## SET EXERCISE
Skip every picture, and copy exactly the lines from the one containing "What's the underlying" to the end of the data.
╔══
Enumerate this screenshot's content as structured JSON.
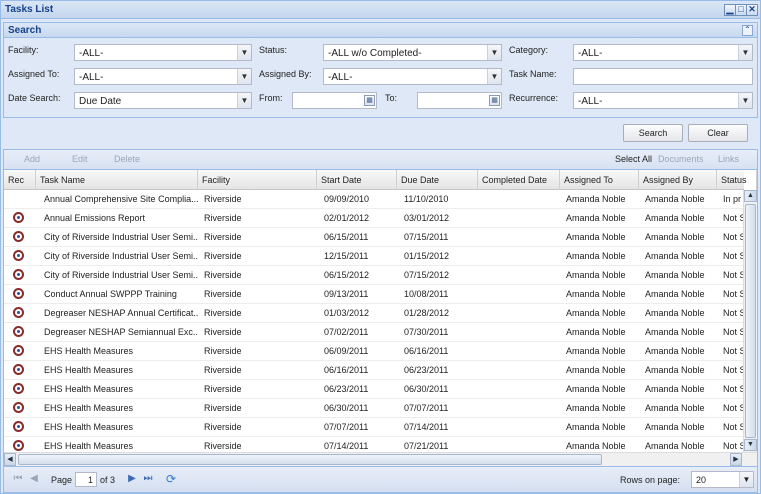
{
  "window": {
    "title": "Tasks List",
    "controls": [
      "▁",
      "□",
      "✕"
    ]
  },
  "search": {
    "title": "Search",
    "collapse_glyph": "⌃",
    "facility": {
      "label": "Facility:",
      "value": "-ALL-"
    },
    "status": {
      "label": "Status:",
      "value": "-ALL w/o Completed-"
    },
    "category": {
      "label": "Category:",
      "value": "-ALL-"
    },
    "assigned_to": {
      "label": "Assigned To:",
      "value": "-ALL-"
    },
    "assigned_by": {
      "label": "Assigned By:",
      "value": "-ALL-"
    },
    "task_name": {
      "label": "Task Name:",
      "value": ""
    },
    "date_search": {
      "label": "Date Search:",
      "value": "Due Date"
    },
    "from": {
      "label": "From:",
      "value": ""
    },
    "to": {
      "label": "To:",
      "value": ""
    },
    "recurrence": {
      "label": "Recurrence:",
      "value": "-ALL-"
    },
    "search_button": "Search",
    "clear_button": "Clear"
  },
  "toolbar": {
    "add": "Add",
    "edit": "Edit",
    "delete": "Delete",
    "select_all": "Select All",
    "documents": "Documents",
    "links": "Links"
  },
  "grid": {
    "columns": [
      "Rec",
      "Task Name",
      "Facility",
      "Start Date",
      "Due Date",
      "Completed Date",
      "Assigned To",
      "Assigned By",
      "Status"
    ],
    "rows": [
      {
        "rec": false,
        "task": "Annual Comprehensive Site Complia...",
        "facility": "Riverside",
        "start": "09/09/2010",
        "due": "11/10/2010",
        "completed": "",
        "to": "Amanda Noble",
        "by": "Amanda Noble",
        "status": "In pr"
      },
      {
        "rec": true,
        "task": "Annual Emissions Report",
        "facility": "Riverside",
        "start": "02/01/2012",
        "due": "03/01/2012",
        "completed": "",
        "to": "Amanda Noble",
        "by": "Amanda Noble",
        "status": "Not S"
      },
      {
        "rec": true,
        "task": "City of Riverside Industrial User Semi...",
        "facility": "Riverside",
        "start": "06/15/2011",
        "due": "07/15/2011",
        "completed": "",
        "to": "Amanda Noble",
        "by": "Amanda Noble",
        "status": "Not S"
      },
      {
        "rec": true,
        "task": "City of Riverside Industrial User Semi...",
        "facility": "Riverside",
        "start": "12/15/2011",
        "due": "01/15/2012",
        "completed": "",
        "to": "Amanda Noble",
        "by": "Amanda Noble",
        "status": "Not S"
      },
      {
        "rec": true,
        "task": "City of Riverside Industrial User Semi...",
        "facility": "Riverside",
        "start": "06/15/2012",
        "due": "07/15/2012",
        "completed": "",
        "to": "Amanda Noble",
        "by": "Amanda Noble",
        "status": "Not S"
      },
      {
        "rec": true,
        "task": "Conduct Annual SWPPP Training",
        "facility": "Riverside",
        "start": "09/13/2011",
        "due": "10/08/2011",
        "completed": "",
        "to": "Amanda Noble",
        "by": "Amanda Noble",
        "status": "Not S"
      },
      {
        "rec": true,
        "task": "Degreaser NESHAP Annual Certificat...",
        "facility": "Riverside",
        "start": "01/03/2012",
        "due": "01/28/2012",
        "completed": "",
        "to": "Amanda Noble",
        "by": "Amanda Noble",
        "status": "Not S"
      },
      {
        "rec": true,
        "task": "Degreaser NESHAP Semiannual Exc...",
        "facility": "Riverside",
        "start": "07/02/2011",
        "due": "07/30/2011",
        "completed": "",
        "to": "Amanda Noble",
        "by": "Amanda Noble",
        "status": "Not S"
      },
      {
        "rec": true,
        "task": "EHS Health Measures",
        "facility": "Riverside",
        "start": "06/09/2011",
        "due": "06/16/2011",
        "completed": "",
        "to": "Amanda Noble",
        "by": "Amanda Noble",
        "status": "Not S"
      },
      {
        "rec": true,
        "task": "EHS Health Measures",
        "facility": "Riverside",
        "start": "06/16/2011",
        "due": "06/23/2011",
        "completed": "",
        "to": "Amanda Noble",
        "by": "Amanda Noble",
        "status": "Not S"
      },
      {
        "rec": true,
        "task": "EHS Health Measures",
        "facility": "Riverside",
        "start": "06/23/2011",
        "due": "06/30/2011",
        "completed": "",
        "to": "Amanda Noble",
        "by": "Amanda Noble",
        "status": "Not S"
      },
      {
        "rec": true,
        "task": "EHS Health Measures",
        "facility": "Riverside",
        "start": "06/30/2011",
        "due": "07/07/2011",
        "completed": "",
        "to": "Amanda Noble",
        "by": "Amanda Noble",
        "status": "Not S"
      },
      {
        "rec": true,
        "task": "EHS Health Measures",
        "facility": "Riverside",
        "start": "07/07/2011",
        "due": "07/14/2011",
        "completed": "",
        "to": "Amanda Noble",
        "by": "Amanda Noble",
        "status": "Not S"
      },
      {
        "rec": true,
        "task": "EHS Health Measures",
        "facility": "Riverside",
        "start": "07/14/2011",
        "due": "07/21/2011",
        "completed": "",
        "to": "Amanda Noble",
        "by": "Amanda Noble",
        "status": "Not S"
      }
    ]
  },
  "pager": {
    "page_label": "Page",
    "page_value": "1",
    "of_label": "of 3",
    "rows_label": "Rows on page:",
    "rows_value": "20"
  },
  "colors": {
    "accent": "#15428b",
    "border": "#99bbe8",
    "panel_bg": "#dfe8f6"
  }
}
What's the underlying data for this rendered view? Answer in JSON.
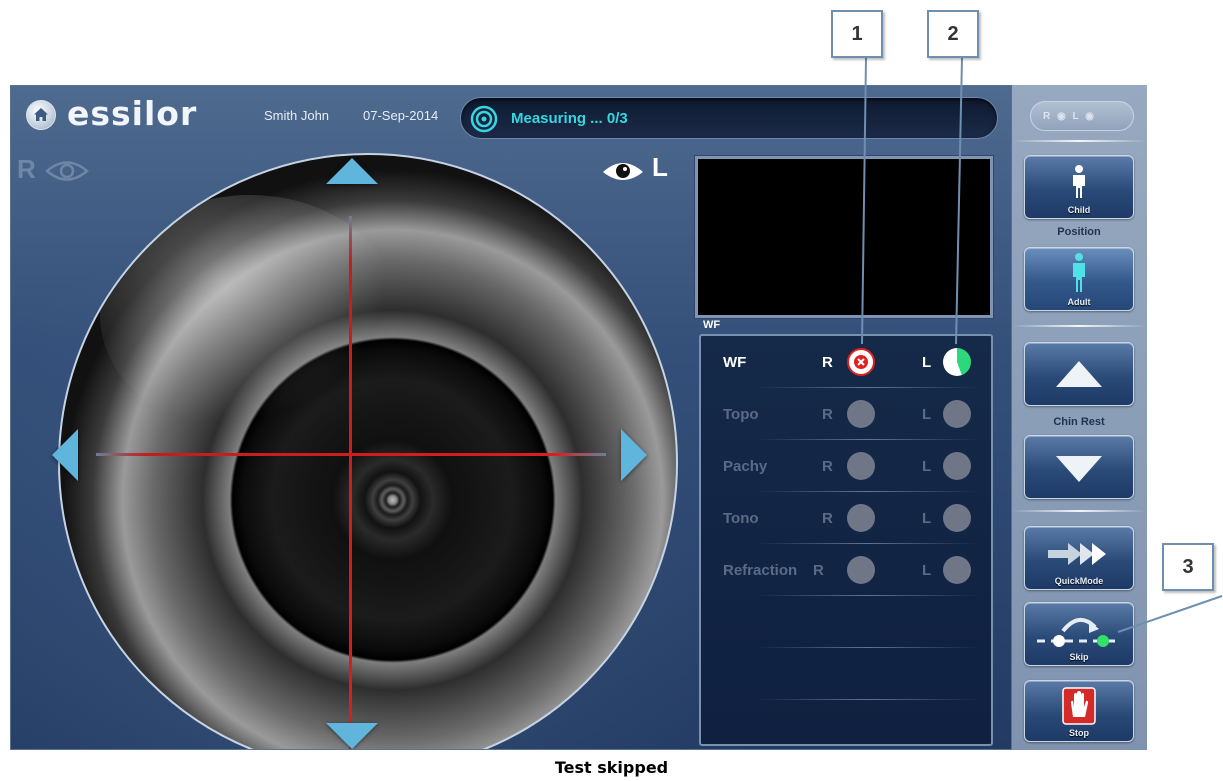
{
  "callouts": [
    "1",
    "2",
    "3"
  ],
  "header": {
    "brand": "essilor",
    "patient_name": "Smith John",
    "patient_date": "07-Sep-2014",
    "status_text": "Measuring ... 0/3"
  },
  "camera": {
    "right_eye_label": "R",
    "left_eye_label": "L"
  },
  "preview": {
    "label": "WF"
  },
  "measurements": [
    {
      "name": "WF",
      "r_label": "R",
      "l_label": "L",
      "r_state": "failed",
      "l_state": "in-progress"
    },
    {
      "name": "Topo",
      "r_label": "R",
      "l_label": "L",
      "r_state": "pending",
      "l_state": "pending"
    },
    {
      "name": "Pachy",
      "r_label": "R",
      "l_label": "L",
      "r_state": "pending",
      "l_state": "pending"
    },
    {
      "name": "Tono",
      "r_label": "R",
      "l_label": "L",
      "r_state": "pending",
      "l_state": "pending"
    },
    {
      "name": "Refraction",
      "r_label": "R",
      "l_label": "L",
      "r_state": "pending",
      "l_state": "pending"
    }
  ],
  "controls": {
    "child_label": "Child",
    "position_label": "Position",
    "adult_label": "Adult",
    "chin_rest_label": "Chin Rest",
    "quickmode_label": "QuickMode",
    "skip_label": "Skip",
    "stop_label": "Stop",
    "eye_toggle_label": "R ◉ L ◉"
  },
  "caption": "Test skipped",
  "colors": {
    "status_text": "#35d7e0",
    "crosshair": "#d81f1f",
    "fail": "#e0201e",
    "progress": "#2bd87c",
    "arrow": "#5fb5dc"
  }
}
╚══
## WRITTEN RESPONSE
What's the underlying data for this rendered view? Answer in JSON.
{
  "callouts": [
    "1",
    "2",
    "3"
  ],
  "header": {
    "brand": "essilor",
    "patient_name": "Smith John",
    "patient_date": "07-Sep-2014",
    "status_text": "Measuring ... 0/3"
  },
  "camera": {
    "right_eye_label": "R",
    "left_eye_label": "L"
  },
  "preview": {
    "label": "WF"
  },
  "measurements": [
    {
      "name": "WF",
      "r_label": "R",
      "l_label": "L",
      "r_state": "failed",
      "l_state": "in-progress"
    },
    {
      "name": "Topo",
      "r_label": "R",
      "l_label": "L",
      "r_state": "pending",
      "l_state": "pending"
    },
    {
      "name": "Pachy",
      "r_label": "R",
      "l_label": "L",
      "r_state": "pending",
      "l_state": "pending"
    },
    {
      "name": "Tono",
      "r_label": "R",
      "l_label": "L",
      "r_state": "pending",
      "l_state": "pending"
    },
    {
      "name": "Refraction",
      "r_label": "R",
      "l_label": "L",
      "r_state": "pending",
      "l_state": "pending"
    }
  ],
  "controls": {
    "child_label": "Child",
    "position_label": "Position",
    "adult_label": "Adult",
    "chin_rest_label": "Chin Rest",
    "quickmode_label": "QuickMode",
    "skip_label": "Skip",
    "stop_label": "Stop",
    "eye_toggle_label": "R ◉ L ◉"
  },
  "caption": "Test skipped",
  "colors": {
    "status_text": "#35d7e0",
    "crosshair": "#d81f1f",
    "fail": "#e0201e",
    "progress": "#2bd87c",
    "arrow": "#5fb5dc"
  }
}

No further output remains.